_What is required:_ Quote the entries that follow exactly, leaving none out.

_Task inputs:_
====

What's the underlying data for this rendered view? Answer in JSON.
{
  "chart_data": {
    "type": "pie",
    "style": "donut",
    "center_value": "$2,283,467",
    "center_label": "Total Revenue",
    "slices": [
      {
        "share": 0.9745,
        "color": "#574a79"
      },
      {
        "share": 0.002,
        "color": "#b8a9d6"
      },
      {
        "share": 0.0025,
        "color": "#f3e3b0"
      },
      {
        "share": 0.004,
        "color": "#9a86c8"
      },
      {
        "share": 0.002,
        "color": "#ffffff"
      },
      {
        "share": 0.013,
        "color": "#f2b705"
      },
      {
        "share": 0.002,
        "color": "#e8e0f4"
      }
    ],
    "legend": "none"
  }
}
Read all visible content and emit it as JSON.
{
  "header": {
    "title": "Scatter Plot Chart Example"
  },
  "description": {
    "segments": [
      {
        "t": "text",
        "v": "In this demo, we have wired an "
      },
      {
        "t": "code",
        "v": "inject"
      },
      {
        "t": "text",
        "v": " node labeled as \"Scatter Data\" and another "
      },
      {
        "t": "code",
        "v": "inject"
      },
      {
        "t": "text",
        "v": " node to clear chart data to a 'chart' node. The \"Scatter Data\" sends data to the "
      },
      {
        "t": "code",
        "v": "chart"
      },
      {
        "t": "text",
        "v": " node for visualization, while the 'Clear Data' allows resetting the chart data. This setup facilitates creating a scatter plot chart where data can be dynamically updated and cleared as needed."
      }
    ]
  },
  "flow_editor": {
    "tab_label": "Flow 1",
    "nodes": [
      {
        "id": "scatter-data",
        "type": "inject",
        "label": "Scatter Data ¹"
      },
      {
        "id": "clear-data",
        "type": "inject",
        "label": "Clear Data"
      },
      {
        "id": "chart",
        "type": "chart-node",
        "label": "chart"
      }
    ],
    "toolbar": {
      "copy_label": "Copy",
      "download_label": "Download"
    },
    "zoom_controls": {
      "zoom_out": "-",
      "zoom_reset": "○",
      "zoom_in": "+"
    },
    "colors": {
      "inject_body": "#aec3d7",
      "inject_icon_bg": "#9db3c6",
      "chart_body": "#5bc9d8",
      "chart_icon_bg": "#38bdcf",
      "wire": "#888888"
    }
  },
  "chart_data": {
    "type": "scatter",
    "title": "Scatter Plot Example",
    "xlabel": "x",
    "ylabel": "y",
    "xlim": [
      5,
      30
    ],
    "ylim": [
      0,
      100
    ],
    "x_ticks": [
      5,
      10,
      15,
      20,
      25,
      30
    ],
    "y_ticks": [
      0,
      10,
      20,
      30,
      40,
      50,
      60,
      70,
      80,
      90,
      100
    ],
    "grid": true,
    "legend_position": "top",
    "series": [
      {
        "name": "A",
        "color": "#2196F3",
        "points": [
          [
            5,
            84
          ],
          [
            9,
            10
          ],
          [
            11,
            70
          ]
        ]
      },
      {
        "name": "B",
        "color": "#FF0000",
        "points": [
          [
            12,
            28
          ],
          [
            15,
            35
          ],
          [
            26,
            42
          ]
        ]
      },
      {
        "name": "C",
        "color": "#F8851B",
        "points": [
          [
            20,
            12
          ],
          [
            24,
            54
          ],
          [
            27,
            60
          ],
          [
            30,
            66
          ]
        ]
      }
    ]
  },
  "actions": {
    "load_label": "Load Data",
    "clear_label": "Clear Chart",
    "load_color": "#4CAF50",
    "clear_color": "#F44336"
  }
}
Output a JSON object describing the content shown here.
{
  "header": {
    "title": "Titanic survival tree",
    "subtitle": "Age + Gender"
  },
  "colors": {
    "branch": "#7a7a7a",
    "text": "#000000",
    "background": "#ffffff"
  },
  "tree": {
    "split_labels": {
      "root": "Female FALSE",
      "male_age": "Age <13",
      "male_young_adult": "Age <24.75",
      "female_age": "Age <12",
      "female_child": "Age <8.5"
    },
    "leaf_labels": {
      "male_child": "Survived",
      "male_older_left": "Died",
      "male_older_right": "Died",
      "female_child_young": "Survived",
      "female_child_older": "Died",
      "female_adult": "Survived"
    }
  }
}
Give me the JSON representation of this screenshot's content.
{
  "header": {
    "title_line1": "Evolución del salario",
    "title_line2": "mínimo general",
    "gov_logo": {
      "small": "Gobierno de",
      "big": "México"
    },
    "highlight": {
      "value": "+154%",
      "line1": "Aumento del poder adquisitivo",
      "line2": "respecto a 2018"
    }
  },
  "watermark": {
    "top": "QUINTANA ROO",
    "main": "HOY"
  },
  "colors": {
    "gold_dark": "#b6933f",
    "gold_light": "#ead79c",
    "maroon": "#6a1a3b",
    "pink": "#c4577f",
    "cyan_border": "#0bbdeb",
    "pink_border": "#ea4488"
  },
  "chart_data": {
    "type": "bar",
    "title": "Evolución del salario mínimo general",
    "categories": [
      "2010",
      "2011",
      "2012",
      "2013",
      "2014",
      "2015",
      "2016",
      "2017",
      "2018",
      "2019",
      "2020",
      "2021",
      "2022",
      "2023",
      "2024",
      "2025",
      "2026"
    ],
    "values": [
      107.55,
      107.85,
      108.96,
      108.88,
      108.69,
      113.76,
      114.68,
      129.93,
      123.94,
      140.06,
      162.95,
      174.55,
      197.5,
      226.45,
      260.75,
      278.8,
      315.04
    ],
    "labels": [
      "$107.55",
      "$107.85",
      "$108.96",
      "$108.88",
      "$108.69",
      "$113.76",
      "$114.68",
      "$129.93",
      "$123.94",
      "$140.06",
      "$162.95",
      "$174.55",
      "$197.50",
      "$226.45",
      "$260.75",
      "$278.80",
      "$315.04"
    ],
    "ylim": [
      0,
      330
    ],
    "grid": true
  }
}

====

_Answer in full:_
What's the underlying data for this rendered view? Answer in JSON.
{
  "chart_data": {
    "type": "pie",
    "style": "donut",
    "center_value": "$2,283,467",
    "center_label": "Total Revenue",
    "slices": [
      {
        "share": 0.9745,
        "color": "#574a79"
      },
      {
        "share": 0.002,
        "color": "#b8a9d6"
      },
      {
        "share": 0.0025,
        "color": "#f3e3b0"
      },
      {
        "share": 0.004,
        "color": "#9a86c8"
      },
      {
        "share": 0.002,
        "color": "#ffffff"
      },
      {
        "share": 0.013,
        "color": "#f2b705"
      },
      {
        "share": 0.002,
        "color": "#e8e0f4"
      }
    ],
    "legend": "none"
  }
}
Read all visible content and emit it as JSON.
{
  "header": {
    "title": "Scatter Plot Chart Example"
  },
  "description": {
    "segments": [
      {
        "t": "text",
        "v": "In this demo, we have wired an "
      },
      {
        "t": "code",
        "v": "inject"
      },
      {
        "t": "text",
        "v": " node labeled as \"Scatter Data\" and another "
      },
      {
        "t": "code",
        "v": "inject"
      },
      {
        "t": "text",
        "v": " node to clear chart data to a 'chart' node. The \"Scatter Data\" sends data to the "
      },
      {
        "t": "code",
        "v": "chart"
      },
      {
        "t": "text",
        "v": " node for visualization, while the 'Clear Data' allows resetting the chart data. This setup facilitates creating a scatter plot chart where data can be dynamically updated and cleared as needed."
      }
    ]
  },
  "flow_editor": {
    "tab_label": "Flow 1",
    "nodes": [
      {
        "id": "scatter-data",
        "type": "inject",
        "label": "Scatter Data ¹"
      },
      {
        "id": "clear-data",
        "type": "inject",
        "label": "Clear Data"
      },
      {
        "id": "chart",
        "type": "chart-node",
        "label": "chart"
      }
    ],
    "toolbar": {
      "copy_label": "Copy",
      "download_label": "Download"
    },
    "zoom_controls": {
      "zoom_out": "-",
      "zoom_reset": "○",
      "zoom_in": "+"
    },
    "colors": {
      "inject_body": "#aec3d7",
      "inject_icon_bg": "#9db3c6",
      "chart_body": "#5bc9d8",
      "chart_icon_bg": "#38bdcf",
      "wire": "#888888"
    }
  },
  "chart_data": {
    "type": "scatter",
    "title": "Scatter Plot Example",
    "xlabel": "x",
    "ylabel": "y",
    "xlim": [
      5,
      30
    ],
    "ylim": [
      0,
      100
    ],
    "x_ticks": [
      5,
      10,
      15,
      20,
      25,
      30
    ],
    "y_ticks": [
      0,
      10,
      20,
      30,
      40,
      50,
      60,
      70,
      80,
      90,
      100
    ],
    "grid": true,
    "legend_position": "top",
    "series": [
      {
        "name": "A",
        "color": "#2196F3",
        "points": [
          [
            5,
            84
          ],
          [
            9,
            10
          ],
          [
            11,
            70
          ]
        ]
      },
      {
        "name": "B",
        "color": "#FF0000",
        "points": [
          [
            12,
            28
          ],
          [
            15,
            35
          ],
          [
            26,
            42
          ]
        ]
      },
      {
        "name": "C",
        "color": "#F8851B",
        "points": [
          [
            20,
            12
          ],
          [
            24,
            54
          ],
          [
            27,
            60
          ],
          [
            30,
            66
          ]
        ]
      }
    ]
  },
  "actions": {
    "load_label": "Load Data",
    "clear_label": "Clear Chart",
    "load_color": "#4CAF50",
    "clear_color": "#F44336"
  }
}
Output a JSON object describing the content shown here.
{
  "header": {
    "title": "Titanic survival tree",
    "subtitle": "Age + Gender"
  },
  "colors": {
    "branch": "#7a7a7a",
    "text": "#000000",
    "background": "#ffffff"
  },
  "tree": {
    "split_labels": {
      "root": "Female FALSE",
      "male_age": "Age <13",
      "male_young_adult": "Age <24.75",
      "female_age": "Age <12",
      "female_child": "Age <8.5"
    },
    "leaf_labels": {
      "male_child": "Survived",
      "male_older_left": "Died",
      "male_older_right": "Died",
      "female_child_young": "Survived",
      "female_child_older": "Died",
      "female_adult": "Survived"
    }
  }
}
Give me the JSON representation of this screenshot's content.
{
  "header": {
    "title_line1": "Evolución del salario",
    "title_line2": "mínimo general",
    "gov_logo": {
      "small": "Gobierno de",
      "big": "México"
    },
    "highlight": {
      "value": "+154%",
      "line1": "Aumento del poder adquisitivo",
      "line2": "respecto a 2018"
    }
  },
  "watermark": {
    "top": "QUINTANA ROO",
    "main": "HOY"
  },
  "colors": {
    "gold_dark": "#b6933f",
    "gold_light": "#ead79c",
    "maroon": "#6a1a3b",
    "pink": "#c4577f",
    "cyan_border": "#0bbdeb",
    "pink_border": "#ea4488"
  },
  "chart_data": {
    "type": "bar",
    "title": "Evolución del salario mínimo general",
    "categories": [
      "2010",
      "2011",
      "2012",
      "2013",
      "2014",
      "2015",
      "2016",
      "2017",
      "2018",
      "2019",
      "2020",
      "2021",
      "2022",
      "2023",
      "2024",
      "2025",
      "2026"
    ],
    "values": [
      107.55,
      107.85,
      108.96,
      108.88,
      108.69,
      113.76,
      114.68,
      129.93,
      123.94,
      140.06,
      162.95,
      174.55,
      197.5,
      226.45,
      260.75,
      278.8,
      315.04
    ],
    "labels": [
      "$107.55",
      "$107.85",
      "$108.96",
      "$108.88",
      "$108.69",
      "$113.76",
      "$114.68",
      "$129.93",
      "$123.94",
      "$140.06",
      "$162.95",
      "$174.55",
      "$197.50",
      "$226.45",
      "$260.75",
      "$278.80",
      "$315.04"
    ],
    "ylim": [
      0,
      330
    ],
    "grid": true
  }
}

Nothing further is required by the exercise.